═════ Records shown ═════

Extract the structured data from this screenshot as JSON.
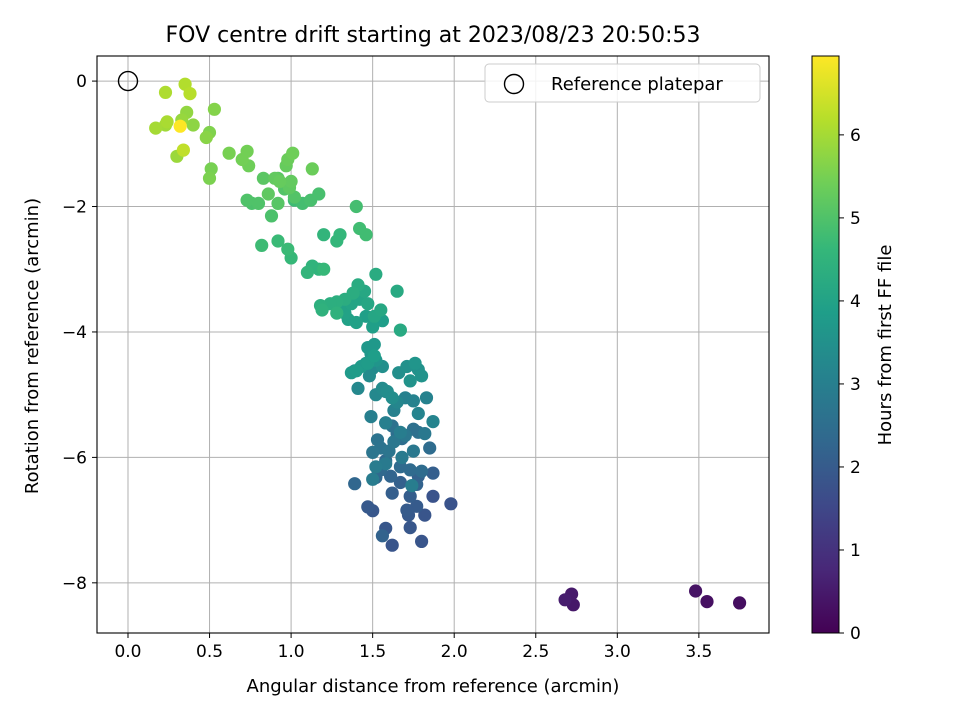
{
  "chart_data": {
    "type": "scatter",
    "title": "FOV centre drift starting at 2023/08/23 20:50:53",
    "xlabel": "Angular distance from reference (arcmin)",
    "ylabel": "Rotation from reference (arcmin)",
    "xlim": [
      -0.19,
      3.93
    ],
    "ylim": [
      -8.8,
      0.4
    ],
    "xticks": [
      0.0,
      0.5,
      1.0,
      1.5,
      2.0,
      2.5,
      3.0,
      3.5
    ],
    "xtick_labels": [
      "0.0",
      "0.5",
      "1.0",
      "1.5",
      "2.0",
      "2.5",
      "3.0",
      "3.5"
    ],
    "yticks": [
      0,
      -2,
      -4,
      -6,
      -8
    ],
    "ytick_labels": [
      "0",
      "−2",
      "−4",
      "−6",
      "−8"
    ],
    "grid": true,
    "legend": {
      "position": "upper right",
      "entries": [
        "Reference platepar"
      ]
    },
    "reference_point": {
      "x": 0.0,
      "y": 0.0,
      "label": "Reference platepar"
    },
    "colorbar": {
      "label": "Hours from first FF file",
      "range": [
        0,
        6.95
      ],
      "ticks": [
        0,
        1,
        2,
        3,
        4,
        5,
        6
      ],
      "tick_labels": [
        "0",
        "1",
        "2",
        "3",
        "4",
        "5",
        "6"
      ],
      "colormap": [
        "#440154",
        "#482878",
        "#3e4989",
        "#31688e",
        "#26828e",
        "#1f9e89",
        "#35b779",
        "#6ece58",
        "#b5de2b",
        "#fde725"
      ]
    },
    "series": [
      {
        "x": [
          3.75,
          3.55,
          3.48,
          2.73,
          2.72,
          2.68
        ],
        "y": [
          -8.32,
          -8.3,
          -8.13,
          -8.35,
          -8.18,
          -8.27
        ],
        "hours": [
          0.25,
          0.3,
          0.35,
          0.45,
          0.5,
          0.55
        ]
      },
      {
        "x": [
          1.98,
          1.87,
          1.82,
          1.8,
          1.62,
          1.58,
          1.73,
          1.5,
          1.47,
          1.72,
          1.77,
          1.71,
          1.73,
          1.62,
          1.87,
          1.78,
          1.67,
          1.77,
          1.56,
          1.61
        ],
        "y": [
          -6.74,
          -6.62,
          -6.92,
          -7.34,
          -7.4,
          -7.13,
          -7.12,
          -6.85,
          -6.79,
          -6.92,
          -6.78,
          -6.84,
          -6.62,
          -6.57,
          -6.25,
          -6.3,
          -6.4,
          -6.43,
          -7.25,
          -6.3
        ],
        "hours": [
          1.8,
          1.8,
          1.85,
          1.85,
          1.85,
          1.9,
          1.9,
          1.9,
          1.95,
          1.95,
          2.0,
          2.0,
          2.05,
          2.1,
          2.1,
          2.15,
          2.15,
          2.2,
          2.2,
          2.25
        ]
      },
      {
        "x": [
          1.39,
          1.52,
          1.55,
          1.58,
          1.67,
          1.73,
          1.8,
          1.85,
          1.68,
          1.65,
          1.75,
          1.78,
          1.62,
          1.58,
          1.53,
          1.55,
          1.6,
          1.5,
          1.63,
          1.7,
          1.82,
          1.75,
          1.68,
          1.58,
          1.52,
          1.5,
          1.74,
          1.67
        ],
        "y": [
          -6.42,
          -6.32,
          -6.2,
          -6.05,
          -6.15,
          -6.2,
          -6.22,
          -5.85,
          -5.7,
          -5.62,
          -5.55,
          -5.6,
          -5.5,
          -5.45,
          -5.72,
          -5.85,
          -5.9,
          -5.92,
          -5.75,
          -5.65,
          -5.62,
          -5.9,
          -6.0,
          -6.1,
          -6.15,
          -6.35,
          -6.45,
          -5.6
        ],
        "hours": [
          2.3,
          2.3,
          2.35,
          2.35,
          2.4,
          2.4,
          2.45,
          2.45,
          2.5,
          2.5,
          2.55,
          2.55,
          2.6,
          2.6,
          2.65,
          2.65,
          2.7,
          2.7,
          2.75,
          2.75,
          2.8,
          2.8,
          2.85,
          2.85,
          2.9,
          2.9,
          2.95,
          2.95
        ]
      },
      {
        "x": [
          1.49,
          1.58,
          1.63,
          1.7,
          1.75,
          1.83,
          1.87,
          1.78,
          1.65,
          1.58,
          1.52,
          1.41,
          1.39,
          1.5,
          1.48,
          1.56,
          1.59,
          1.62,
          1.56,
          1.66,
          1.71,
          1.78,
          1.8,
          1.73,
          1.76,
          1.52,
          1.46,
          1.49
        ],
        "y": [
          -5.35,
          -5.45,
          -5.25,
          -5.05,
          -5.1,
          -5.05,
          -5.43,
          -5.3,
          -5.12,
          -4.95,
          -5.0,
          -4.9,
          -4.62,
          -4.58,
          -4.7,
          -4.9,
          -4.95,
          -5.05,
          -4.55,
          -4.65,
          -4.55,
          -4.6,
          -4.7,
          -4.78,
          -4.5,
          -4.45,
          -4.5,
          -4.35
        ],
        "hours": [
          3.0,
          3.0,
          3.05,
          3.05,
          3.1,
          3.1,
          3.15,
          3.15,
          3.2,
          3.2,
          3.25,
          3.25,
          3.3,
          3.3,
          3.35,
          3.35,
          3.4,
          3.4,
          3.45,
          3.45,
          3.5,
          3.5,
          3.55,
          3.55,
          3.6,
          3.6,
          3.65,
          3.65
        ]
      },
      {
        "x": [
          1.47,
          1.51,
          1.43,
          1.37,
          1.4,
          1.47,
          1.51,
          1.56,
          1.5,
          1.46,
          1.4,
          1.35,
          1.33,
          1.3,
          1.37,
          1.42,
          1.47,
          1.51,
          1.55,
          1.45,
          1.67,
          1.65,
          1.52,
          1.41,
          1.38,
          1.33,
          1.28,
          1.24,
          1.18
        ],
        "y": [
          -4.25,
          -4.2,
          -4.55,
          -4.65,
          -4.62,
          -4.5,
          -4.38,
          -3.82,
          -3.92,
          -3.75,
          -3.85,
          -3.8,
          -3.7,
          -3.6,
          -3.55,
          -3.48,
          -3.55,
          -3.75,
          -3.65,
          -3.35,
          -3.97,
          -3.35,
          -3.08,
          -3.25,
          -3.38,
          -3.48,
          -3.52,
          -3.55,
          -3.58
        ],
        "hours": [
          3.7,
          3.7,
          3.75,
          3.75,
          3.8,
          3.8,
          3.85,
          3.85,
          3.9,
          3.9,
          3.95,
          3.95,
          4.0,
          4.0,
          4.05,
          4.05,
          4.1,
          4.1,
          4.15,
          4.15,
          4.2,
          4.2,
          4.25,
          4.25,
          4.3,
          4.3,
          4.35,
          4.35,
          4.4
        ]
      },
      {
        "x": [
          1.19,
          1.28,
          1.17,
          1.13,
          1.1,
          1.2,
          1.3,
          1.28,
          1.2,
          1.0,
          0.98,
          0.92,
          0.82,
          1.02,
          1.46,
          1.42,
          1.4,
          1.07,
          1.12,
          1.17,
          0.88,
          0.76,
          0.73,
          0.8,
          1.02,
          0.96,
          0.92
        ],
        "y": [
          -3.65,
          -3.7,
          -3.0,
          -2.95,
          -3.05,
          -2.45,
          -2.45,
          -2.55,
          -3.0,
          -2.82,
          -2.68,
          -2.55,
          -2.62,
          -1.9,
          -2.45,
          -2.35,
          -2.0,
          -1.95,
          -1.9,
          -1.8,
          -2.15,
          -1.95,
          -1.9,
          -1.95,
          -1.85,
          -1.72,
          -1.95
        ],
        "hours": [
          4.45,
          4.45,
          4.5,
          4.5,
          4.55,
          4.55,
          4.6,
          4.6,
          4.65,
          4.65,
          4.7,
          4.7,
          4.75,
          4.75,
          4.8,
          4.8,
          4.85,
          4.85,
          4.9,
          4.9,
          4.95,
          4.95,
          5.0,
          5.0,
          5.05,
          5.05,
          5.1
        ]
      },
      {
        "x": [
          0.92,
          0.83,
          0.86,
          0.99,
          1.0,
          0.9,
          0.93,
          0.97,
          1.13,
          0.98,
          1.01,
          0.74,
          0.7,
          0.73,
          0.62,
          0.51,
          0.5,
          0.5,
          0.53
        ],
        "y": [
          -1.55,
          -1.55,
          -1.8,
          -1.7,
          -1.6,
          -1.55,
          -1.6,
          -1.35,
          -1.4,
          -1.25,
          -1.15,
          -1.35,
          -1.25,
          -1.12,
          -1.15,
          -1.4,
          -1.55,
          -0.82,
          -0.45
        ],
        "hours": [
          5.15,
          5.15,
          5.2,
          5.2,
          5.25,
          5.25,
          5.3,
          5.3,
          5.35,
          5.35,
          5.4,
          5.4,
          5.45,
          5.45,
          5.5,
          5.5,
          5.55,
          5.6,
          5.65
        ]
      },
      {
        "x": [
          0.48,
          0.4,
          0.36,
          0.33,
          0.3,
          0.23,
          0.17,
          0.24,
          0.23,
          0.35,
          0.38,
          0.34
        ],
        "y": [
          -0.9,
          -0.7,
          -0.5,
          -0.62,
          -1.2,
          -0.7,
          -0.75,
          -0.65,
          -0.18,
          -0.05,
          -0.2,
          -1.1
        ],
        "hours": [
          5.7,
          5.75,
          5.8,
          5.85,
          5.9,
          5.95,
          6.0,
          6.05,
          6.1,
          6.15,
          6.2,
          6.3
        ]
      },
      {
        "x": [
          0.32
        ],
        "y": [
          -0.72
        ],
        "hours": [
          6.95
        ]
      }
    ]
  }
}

═════
═════ Records shown ═════

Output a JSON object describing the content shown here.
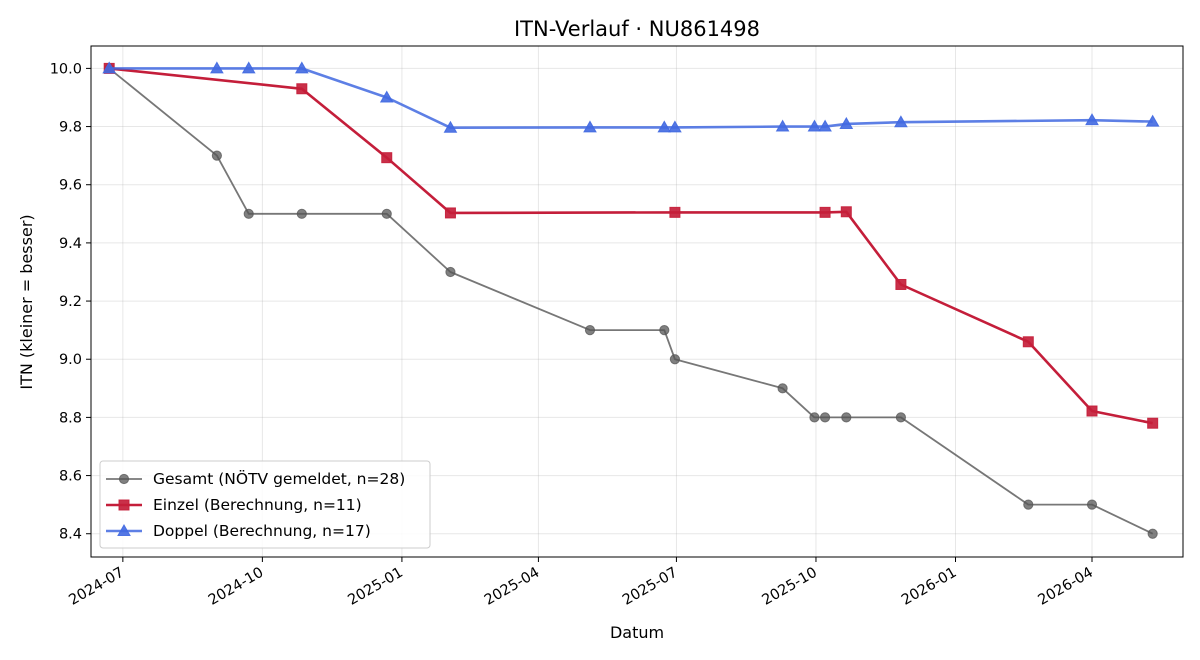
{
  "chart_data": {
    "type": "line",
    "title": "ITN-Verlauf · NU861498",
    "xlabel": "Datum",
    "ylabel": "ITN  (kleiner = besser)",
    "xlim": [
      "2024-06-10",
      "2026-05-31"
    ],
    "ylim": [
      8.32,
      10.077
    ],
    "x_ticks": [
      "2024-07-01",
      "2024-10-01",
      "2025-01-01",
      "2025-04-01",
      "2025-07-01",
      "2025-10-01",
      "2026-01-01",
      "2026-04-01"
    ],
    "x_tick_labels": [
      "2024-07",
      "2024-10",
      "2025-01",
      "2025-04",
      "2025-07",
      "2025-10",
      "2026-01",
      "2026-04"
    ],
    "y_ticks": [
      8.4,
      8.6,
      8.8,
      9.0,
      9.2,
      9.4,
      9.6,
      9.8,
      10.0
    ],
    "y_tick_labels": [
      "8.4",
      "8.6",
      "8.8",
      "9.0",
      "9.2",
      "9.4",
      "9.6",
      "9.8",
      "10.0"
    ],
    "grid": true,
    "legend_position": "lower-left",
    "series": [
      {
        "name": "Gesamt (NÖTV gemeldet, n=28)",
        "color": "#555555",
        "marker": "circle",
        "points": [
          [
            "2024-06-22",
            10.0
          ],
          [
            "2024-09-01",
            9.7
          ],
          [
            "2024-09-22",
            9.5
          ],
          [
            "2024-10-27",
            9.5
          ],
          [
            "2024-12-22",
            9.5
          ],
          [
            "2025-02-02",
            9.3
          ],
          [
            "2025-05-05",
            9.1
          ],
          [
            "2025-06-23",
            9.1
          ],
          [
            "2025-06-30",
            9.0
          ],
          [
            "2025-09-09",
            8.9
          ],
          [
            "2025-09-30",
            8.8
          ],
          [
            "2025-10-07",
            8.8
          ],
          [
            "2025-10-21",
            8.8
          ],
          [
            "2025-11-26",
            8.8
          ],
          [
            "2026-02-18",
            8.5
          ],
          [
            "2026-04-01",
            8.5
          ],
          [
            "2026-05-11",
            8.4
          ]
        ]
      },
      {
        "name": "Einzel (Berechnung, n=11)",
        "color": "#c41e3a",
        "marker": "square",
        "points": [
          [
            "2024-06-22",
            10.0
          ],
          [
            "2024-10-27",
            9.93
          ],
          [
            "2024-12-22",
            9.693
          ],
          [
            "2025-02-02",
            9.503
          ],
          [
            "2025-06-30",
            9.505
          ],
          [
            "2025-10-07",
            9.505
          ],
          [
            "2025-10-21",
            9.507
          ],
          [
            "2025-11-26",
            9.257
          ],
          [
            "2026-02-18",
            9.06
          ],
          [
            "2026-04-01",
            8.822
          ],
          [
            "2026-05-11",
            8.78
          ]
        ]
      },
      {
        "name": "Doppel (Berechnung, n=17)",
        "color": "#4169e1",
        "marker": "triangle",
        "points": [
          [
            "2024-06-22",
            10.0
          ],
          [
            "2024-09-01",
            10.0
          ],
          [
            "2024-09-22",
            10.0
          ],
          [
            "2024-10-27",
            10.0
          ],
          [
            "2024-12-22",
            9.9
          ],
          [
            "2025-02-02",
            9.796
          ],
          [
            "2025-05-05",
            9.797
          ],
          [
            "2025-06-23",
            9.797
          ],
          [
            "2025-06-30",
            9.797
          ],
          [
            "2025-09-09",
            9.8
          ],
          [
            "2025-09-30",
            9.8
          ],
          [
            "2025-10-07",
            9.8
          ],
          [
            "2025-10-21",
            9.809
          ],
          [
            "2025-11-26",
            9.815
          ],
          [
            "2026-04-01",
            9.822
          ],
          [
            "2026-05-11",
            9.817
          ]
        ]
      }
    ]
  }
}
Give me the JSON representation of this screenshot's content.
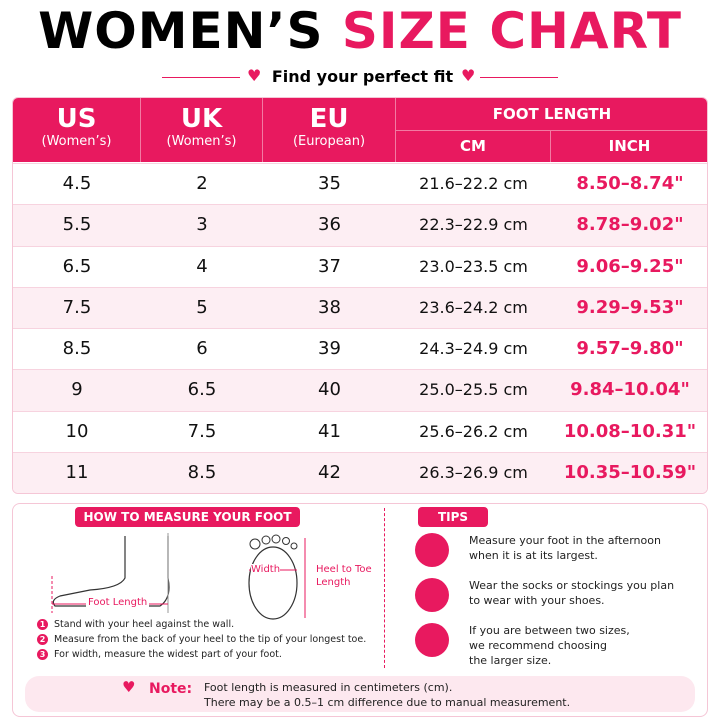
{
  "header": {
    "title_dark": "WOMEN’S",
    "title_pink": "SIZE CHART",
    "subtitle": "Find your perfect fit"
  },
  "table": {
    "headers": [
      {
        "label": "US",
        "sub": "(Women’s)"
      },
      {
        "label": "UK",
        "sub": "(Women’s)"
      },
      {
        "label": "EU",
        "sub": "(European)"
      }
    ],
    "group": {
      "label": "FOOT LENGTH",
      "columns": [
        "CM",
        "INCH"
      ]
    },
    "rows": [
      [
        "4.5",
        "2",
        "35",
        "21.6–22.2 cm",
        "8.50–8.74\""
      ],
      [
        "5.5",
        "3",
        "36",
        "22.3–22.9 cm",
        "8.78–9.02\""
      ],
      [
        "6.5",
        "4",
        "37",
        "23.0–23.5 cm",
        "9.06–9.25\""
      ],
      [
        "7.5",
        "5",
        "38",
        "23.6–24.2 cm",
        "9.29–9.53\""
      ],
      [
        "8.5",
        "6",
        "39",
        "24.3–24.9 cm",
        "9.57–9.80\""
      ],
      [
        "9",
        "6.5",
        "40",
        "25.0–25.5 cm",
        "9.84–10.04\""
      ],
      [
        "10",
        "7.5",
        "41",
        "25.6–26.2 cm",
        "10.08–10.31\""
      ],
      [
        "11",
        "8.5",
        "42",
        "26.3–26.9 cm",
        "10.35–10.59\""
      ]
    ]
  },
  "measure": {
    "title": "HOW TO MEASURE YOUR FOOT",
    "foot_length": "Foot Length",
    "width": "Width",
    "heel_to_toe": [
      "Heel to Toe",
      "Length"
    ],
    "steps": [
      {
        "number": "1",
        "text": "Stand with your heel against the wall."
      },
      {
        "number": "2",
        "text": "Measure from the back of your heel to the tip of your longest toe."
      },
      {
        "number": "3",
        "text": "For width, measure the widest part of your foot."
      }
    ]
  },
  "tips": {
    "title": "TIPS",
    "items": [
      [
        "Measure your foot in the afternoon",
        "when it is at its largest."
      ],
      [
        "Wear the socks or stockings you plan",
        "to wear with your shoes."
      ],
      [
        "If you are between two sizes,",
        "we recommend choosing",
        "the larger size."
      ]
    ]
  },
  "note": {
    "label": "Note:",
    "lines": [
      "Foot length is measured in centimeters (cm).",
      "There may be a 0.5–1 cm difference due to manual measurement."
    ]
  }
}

═════

▸ Problem statement
In the listing, find every line containing the word "with" and list it.

▸ Answer below
        "text": "Stand with your heel against the wall."
        "to wear with your shoes."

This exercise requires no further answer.